- _Given request_
Count the lines in the rows below that contain the string "الفصل", treating case as significant, and give only the number.

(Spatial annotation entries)
◇ ◇ ◇ ◇ ◇ ◇ ◇
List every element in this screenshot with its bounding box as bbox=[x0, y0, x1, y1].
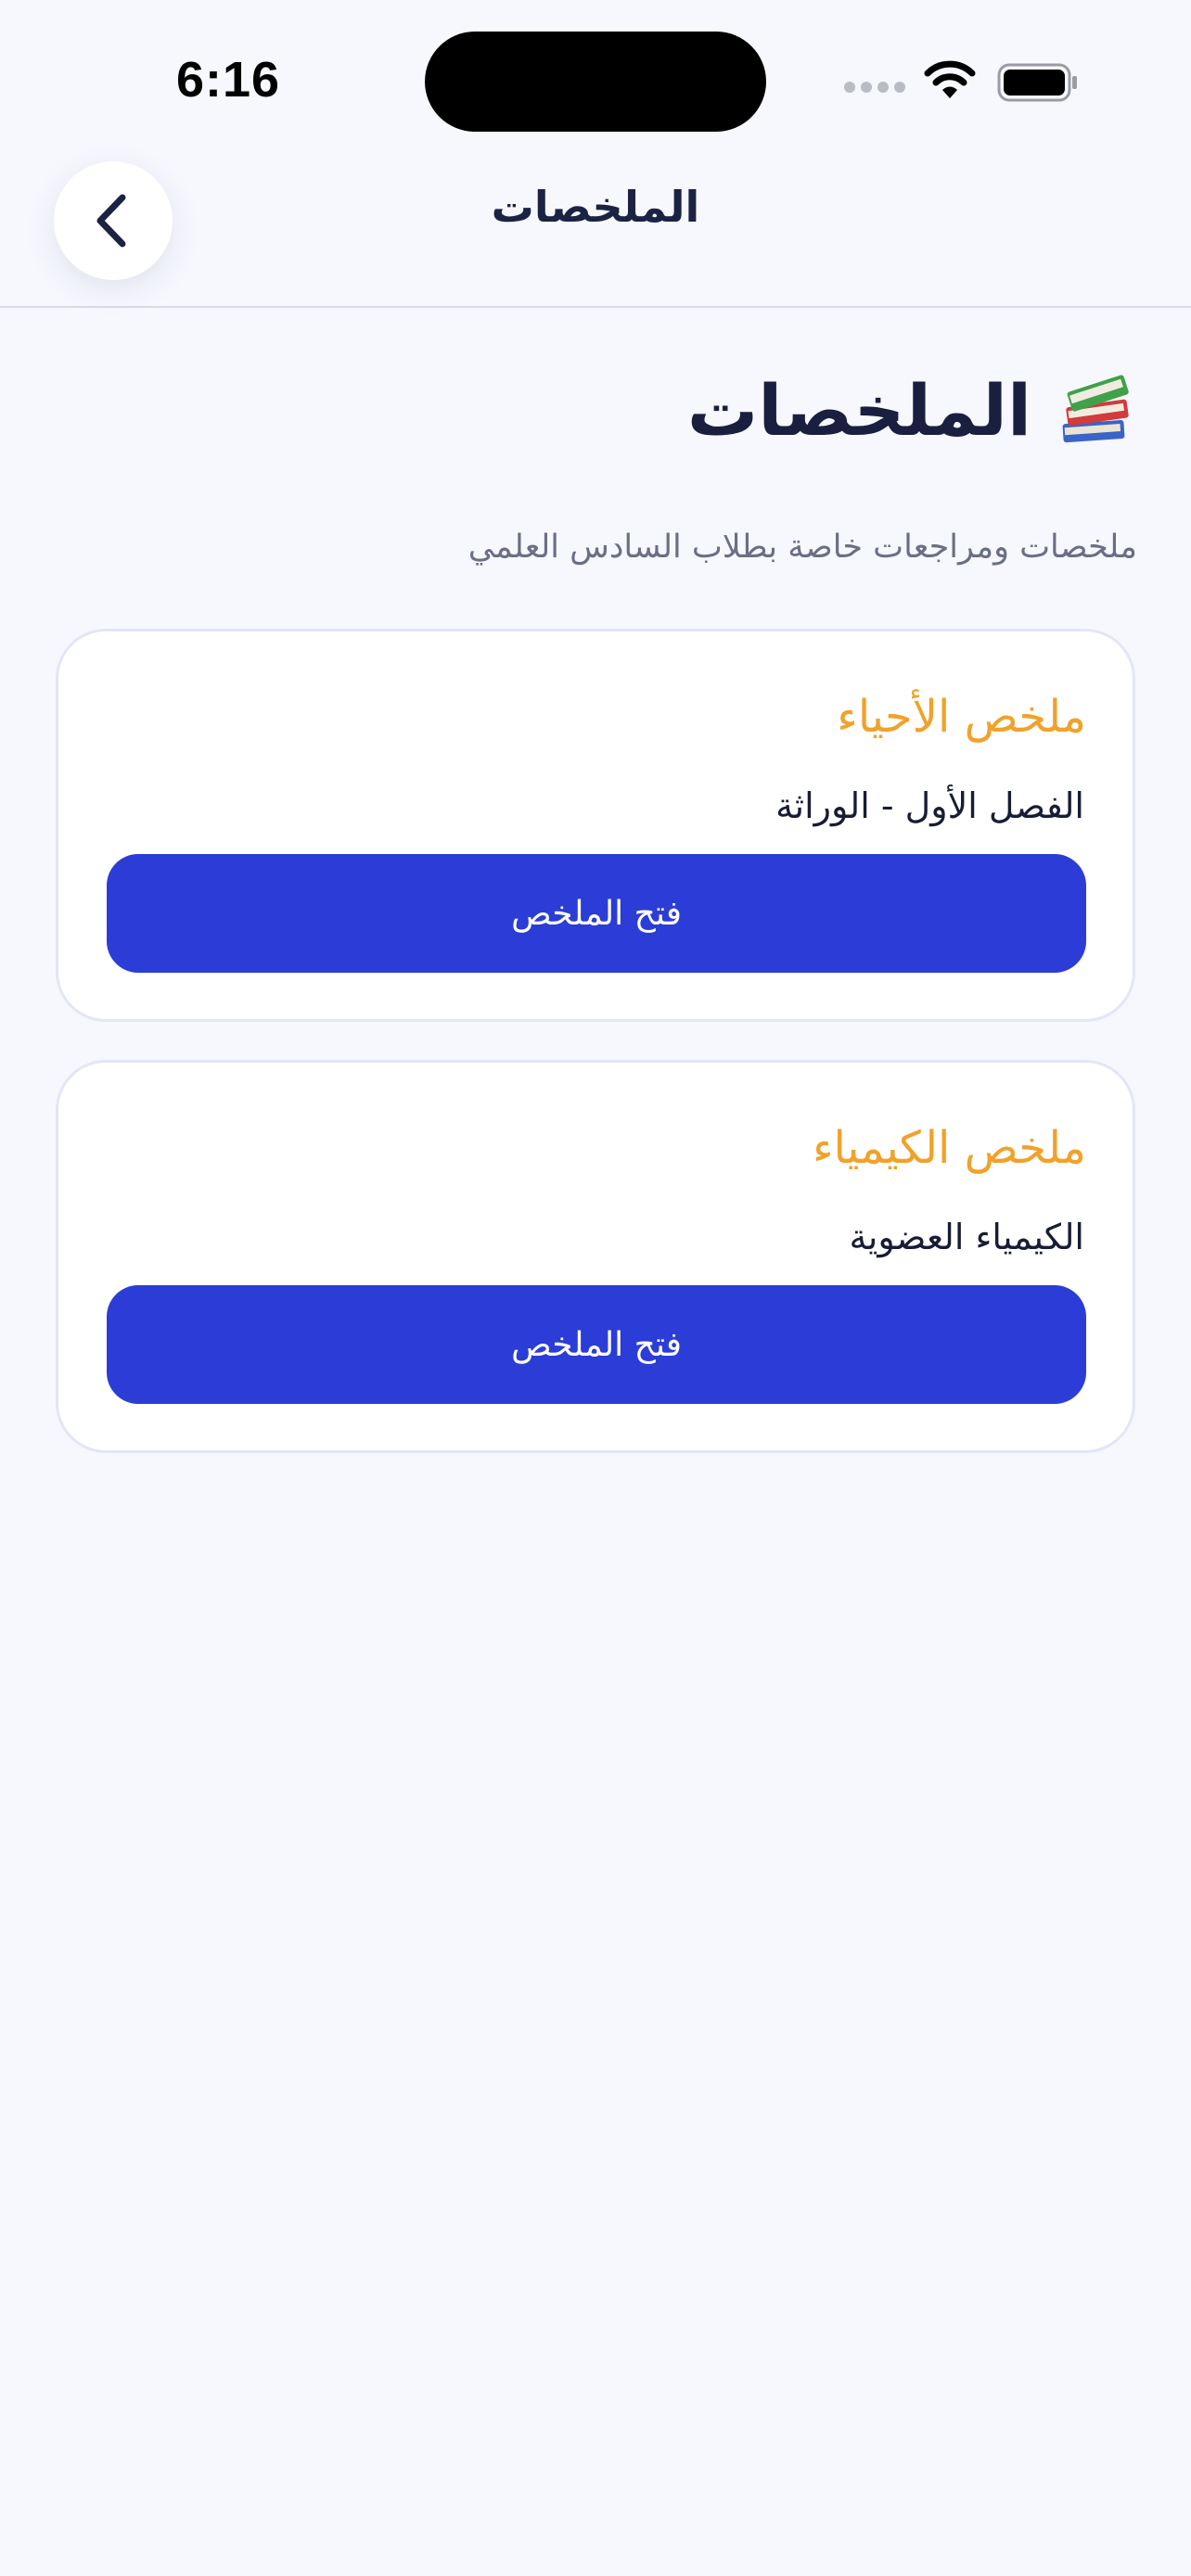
chevron-left-icon bbox=[96, 194, 126, 248]
status-time: 6:16 bbox=[176, 52, 281, 108]
open-summary-button[interactable]: فتح الملخص bbox=[107, 854, 1086, 973]
summary-card-chemistry: ملخص الكيمياء الكيمياء العضوية فتح الملخ… bbox=[56, 1060, 1135, 1453]
navigation-bar: الملخصات bbox=[0, 148, 1191, 308]
cellular-signal-icon bbox=[844, 82, 905, 96]
open-summary-button[interactable]: فتح الملخص bbox=[107, 1285, 1086, 1404]
nav-title: الملخصات bbox=[491, 182, 700, 232]
books-icon bbox=[1062, 374, 1129, 442]
card-title: ملخص الأحياء bbox=[837, 691, 1086, 743]
page-subtitle: ملخصات ومراجعات خاصة بطلاب السادس العلمي bbox=[467, 529, 1137, 566]
battery-icon bbox=[997, 63, 1077, 102]
card-subtitle: الفصل الأول - الوراثة bbox=[775, 785, 1084, 826]
page-heading: الملخصات bbox=[59, 369, 1135, 452]
status-bar: 6:16 bbox=[0, 0, 1191, 148]
card-subtitle: الكيمياء العضوية bbox=[849, 1217, 1084, 1257]
card-title: ملخص الكيمياء bbox=[812, 1122, 1086, 1174]
back-button[interactable] bbox=[54, 161, 173, 280]
page-title: الملخصات bbox=[686, 369, 1031, 452]
wifi-icon bbox=[924, 60, 976, 98]
dynamic-island bbox=[425, 32, 766, 132]
summary-card-biology: ملخص الأحياء الفصل الأول - الوراثة فتح ا… bbox=[56, 629, 1135, 1022]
◇ ◇ ◇ ◇ ◇ ◇ ◇
- _Result of the task_
2